* What is expected:
Only the number is wanted: count the lines in the data with "perfect" in them.

>> Begin Entries

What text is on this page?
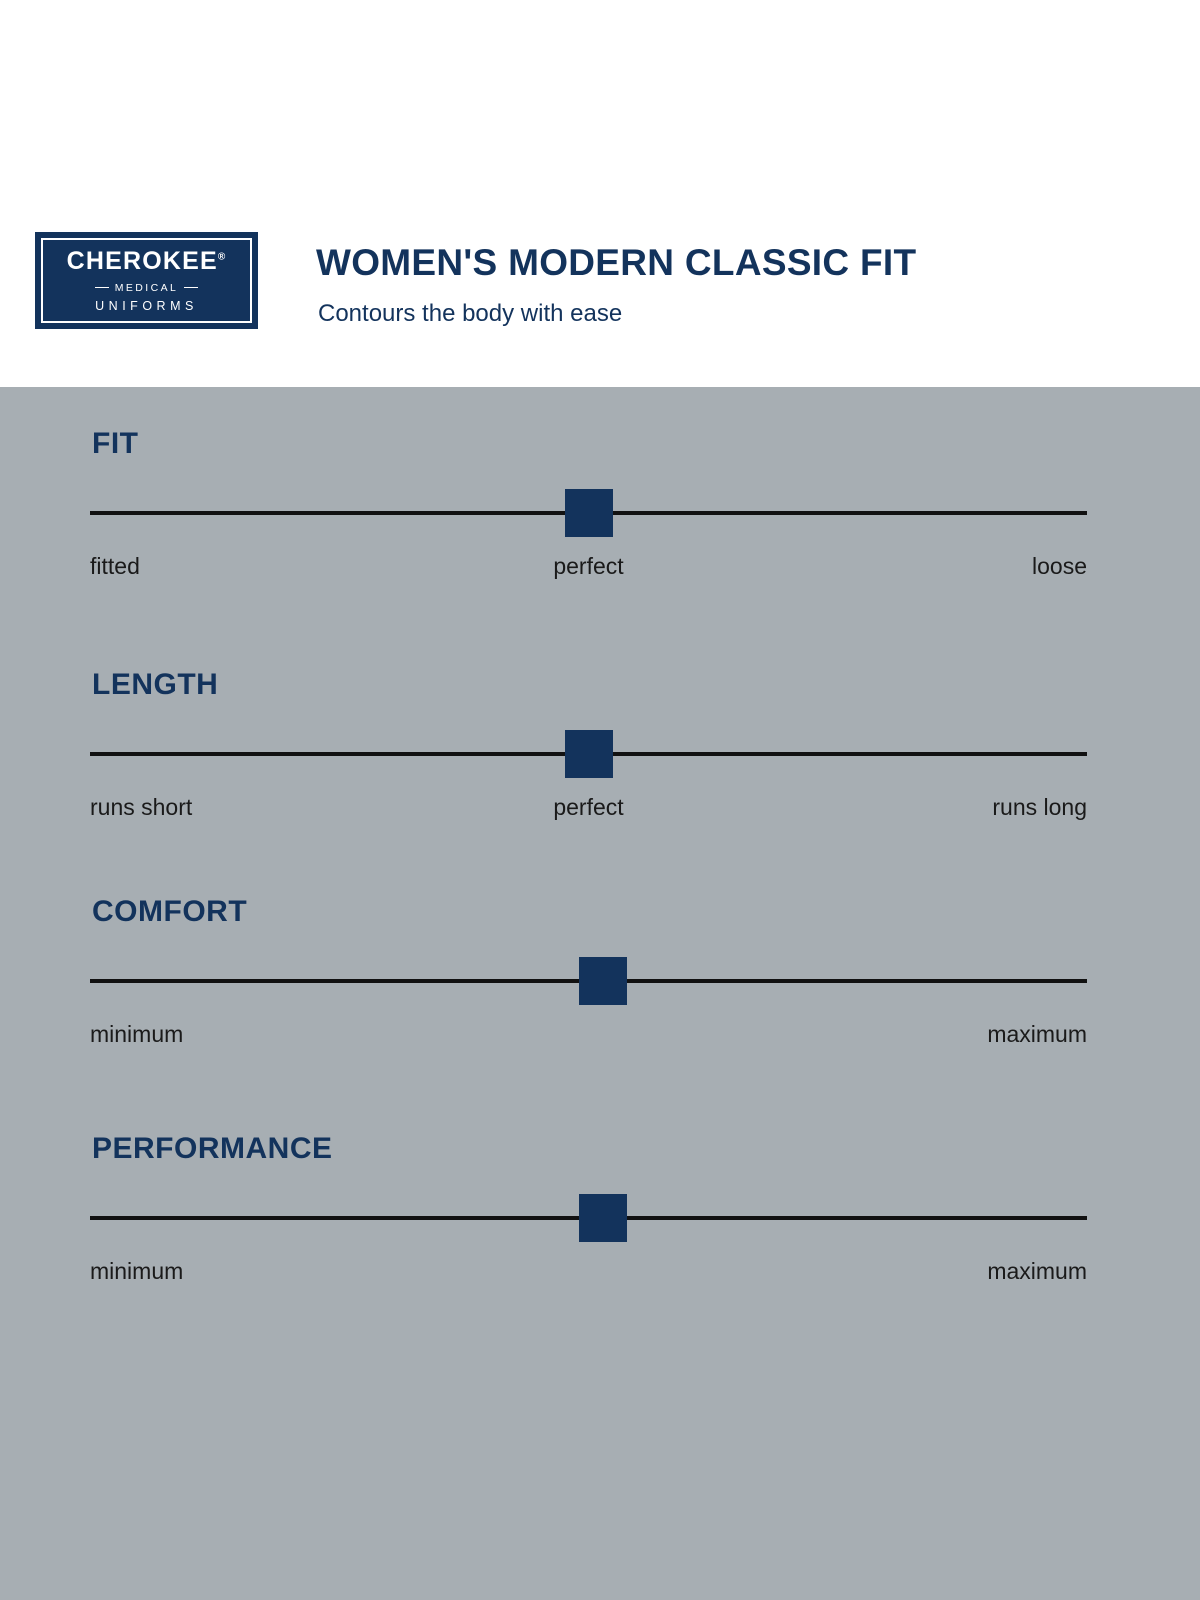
CHEROKEE®
MEDICAL
UNIFORMS
WOMEN'S MODERN CLASSIC FIT
Contours the body with ease
FIT
fitted	perfect	loose
LENGTH
runs short	perfect	runs long
COMFORT
minimum	maximum
PERFORMANCE
minimum	maximum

>> End Entries

* Exercise solution:
2